* **Data to use**
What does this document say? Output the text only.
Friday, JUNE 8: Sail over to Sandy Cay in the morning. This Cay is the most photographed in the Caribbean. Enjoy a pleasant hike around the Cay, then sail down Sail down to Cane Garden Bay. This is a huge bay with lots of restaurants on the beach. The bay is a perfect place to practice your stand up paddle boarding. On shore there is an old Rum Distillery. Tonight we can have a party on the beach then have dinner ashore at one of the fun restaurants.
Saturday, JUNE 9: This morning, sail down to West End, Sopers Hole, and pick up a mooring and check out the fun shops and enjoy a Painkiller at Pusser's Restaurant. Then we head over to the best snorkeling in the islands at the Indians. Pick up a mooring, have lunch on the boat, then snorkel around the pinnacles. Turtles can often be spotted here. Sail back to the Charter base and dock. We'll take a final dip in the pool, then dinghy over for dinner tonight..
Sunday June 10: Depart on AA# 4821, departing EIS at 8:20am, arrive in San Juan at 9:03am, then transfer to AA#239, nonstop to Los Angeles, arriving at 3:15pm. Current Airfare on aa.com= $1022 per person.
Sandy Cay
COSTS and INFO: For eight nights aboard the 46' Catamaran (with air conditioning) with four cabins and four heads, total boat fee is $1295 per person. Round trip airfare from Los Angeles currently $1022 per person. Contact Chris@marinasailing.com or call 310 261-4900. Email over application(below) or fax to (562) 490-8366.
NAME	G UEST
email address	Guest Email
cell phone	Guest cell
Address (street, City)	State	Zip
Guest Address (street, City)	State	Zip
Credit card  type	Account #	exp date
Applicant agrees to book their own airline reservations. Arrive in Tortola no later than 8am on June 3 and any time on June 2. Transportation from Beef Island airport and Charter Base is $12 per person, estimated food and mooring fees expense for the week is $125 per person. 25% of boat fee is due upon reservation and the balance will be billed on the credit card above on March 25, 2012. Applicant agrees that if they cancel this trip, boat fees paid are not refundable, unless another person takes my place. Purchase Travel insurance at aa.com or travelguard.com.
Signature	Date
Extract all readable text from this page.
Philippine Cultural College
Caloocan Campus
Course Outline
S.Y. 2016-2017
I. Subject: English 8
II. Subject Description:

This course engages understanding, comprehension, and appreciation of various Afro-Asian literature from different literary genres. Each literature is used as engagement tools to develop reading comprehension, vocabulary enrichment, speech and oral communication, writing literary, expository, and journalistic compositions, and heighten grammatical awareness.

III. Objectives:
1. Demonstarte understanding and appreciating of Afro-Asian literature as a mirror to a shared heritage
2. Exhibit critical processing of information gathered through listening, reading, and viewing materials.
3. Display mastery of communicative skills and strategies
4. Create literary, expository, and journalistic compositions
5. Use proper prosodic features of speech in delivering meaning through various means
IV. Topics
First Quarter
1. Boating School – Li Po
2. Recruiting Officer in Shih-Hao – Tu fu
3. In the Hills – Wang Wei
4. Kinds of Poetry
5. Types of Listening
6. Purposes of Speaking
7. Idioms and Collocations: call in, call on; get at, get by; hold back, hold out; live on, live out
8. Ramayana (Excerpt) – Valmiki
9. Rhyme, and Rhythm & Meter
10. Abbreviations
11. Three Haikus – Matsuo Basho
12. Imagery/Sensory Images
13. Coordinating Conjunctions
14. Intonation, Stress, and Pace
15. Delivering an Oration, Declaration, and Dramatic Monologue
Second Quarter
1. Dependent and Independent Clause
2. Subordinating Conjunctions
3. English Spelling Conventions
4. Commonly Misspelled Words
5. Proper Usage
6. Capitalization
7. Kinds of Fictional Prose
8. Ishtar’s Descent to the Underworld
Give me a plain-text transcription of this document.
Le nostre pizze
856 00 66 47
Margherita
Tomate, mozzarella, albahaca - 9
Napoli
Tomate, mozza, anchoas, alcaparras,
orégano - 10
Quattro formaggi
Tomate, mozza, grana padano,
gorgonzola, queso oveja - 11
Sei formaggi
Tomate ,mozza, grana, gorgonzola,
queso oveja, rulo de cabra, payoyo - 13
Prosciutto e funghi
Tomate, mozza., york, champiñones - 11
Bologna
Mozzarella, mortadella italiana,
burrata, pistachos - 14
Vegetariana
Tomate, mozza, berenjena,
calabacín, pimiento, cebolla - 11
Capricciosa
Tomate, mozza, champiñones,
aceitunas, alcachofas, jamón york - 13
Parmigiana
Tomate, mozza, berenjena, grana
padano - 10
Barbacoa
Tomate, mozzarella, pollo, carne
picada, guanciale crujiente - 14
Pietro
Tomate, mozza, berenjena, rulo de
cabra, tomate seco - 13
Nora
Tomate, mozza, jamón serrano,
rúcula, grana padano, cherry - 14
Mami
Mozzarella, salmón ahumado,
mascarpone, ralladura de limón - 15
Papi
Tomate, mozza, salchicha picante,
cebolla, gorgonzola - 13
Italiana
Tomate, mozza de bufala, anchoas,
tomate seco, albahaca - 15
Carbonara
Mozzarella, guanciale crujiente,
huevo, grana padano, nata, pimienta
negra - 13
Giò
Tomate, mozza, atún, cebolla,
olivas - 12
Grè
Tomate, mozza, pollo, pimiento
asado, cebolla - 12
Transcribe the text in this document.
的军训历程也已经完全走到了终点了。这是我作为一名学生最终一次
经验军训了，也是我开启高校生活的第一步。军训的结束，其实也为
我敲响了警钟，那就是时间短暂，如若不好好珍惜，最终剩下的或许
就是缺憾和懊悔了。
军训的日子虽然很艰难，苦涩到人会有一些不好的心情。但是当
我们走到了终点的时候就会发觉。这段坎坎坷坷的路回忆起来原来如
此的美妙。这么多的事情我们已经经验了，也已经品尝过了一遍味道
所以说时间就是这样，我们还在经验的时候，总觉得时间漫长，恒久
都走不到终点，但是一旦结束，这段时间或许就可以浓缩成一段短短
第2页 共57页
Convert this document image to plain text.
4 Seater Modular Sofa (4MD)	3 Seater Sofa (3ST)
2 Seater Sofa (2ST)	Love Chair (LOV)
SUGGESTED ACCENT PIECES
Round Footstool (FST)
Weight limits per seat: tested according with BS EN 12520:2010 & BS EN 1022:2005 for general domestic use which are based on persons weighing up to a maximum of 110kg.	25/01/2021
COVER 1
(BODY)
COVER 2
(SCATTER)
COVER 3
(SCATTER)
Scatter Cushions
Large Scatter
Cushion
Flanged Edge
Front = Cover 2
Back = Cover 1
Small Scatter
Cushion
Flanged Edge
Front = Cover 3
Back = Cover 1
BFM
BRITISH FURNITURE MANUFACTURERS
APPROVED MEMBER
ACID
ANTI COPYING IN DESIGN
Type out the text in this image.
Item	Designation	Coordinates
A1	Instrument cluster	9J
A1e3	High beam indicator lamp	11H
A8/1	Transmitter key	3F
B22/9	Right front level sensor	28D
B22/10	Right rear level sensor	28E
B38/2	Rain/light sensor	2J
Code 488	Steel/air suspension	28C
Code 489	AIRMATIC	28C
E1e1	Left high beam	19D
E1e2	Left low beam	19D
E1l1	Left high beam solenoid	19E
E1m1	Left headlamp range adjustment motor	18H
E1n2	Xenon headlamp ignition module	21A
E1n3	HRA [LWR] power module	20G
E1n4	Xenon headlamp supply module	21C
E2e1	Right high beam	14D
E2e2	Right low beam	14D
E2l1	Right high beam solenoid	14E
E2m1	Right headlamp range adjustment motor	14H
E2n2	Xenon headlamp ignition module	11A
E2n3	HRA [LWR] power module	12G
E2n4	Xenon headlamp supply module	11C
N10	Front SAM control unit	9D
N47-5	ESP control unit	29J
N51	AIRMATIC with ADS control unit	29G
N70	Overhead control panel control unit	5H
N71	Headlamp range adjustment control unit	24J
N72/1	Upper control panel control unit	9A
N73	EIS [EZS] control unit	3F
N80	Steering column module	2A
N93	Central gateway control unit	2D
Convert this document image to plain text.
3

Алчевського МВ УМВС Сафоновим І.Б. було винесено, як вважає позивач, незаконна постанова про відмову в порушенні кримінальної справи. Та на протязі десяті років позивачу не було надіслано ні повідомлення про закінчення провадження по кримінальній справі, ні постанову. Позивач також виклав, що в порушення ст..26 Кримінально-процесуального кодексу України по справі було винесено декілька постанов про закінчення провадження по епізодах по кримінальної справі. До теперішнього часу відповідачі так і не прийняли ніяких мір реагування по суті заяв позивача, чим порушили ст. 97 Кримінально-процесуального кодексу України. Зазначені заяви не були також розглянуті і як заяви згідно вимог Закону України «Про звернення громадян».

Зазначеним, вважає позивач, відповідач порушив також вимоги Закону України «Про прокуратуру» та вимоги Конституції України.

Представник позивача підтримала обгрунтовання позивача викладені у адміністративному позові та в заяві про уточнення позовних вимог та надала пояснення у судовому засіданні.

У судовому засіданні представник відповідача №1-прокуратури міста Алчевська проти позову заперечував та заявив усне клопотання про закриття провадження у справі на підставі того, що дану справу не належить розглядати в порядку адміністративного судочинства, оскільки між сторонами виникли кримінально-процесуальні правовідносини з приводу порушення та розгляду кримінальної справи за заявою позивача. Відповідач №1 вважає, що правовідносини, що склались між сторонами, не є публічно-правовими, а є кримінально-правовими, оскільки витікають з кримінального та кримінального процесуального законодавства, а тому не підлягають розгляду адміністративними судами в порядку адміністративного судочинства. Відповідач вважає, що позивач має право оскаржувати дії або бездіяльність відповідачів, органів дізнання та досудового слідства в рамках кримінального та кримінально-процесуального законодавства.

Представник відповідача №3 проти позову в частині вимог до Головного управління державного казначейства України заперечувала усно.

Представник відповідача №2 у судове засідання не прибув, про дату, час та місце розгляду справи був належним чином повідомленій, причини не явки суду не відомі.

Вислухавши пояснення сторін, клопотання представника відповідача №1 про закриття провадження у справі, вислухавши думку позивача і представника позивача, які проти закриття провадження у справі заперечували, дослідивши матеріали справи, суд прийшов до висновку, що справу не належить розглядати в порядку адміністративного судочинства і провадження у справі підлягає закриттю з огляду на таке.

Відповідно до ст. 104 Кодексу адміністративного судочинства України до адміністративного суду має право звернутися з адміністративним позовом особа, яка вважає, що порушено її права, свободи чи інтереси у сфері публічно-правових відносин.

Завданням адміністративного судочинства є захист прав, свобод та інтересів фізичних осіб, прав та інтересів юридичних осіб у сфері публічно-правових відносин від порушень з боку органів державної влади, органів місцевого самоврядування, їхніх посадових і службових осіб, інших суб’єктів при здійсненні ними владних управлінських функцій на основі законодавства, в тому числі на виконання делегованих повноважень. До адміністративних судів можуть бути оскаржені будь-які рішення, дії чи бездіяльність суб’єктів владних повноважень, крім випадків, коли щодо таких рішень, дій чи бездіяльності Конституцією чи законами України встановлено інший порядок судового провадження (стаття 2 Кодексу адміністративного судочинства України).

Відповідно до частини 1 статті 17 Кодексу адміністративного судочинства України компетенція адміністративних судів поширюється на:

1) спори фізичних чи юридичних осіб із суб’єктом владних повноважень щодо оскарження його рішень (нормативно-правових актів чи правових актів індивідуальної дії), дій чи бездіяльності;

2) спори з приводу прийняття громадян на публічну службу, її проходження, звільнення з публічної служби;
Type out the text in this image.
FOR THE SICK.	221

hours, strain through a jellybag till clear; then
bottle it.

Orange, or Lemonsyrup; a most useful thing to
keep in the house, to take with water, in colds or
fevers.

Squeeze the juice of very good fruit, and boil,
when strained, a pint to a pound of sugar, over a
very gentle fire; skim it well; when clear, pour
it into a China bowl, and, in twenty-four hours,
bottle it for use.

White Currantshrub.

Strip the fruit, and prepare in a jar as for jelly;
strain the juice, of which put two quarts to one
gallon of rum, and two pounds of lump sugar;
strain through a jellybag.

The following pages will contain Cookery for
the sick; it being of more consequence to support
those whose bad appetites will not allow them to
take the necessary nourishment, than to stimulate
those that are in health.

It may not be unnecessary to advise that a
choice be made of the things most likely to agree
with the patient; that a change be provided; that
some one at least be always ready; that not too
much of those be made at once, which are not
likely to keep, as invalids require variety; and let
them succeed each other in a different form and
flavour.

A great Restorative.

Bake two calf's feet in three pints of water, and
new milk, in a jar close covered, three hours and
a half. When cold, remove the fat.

* **Required task**
For each line above that contains the word "document", copy that line.

* **Expected answer**
What does this document say? Output the text only.
Give me a plain-text transcription of this document.
Transcribe the text in this document.
Convert this document image to plain text.
Convert this document image to plain text.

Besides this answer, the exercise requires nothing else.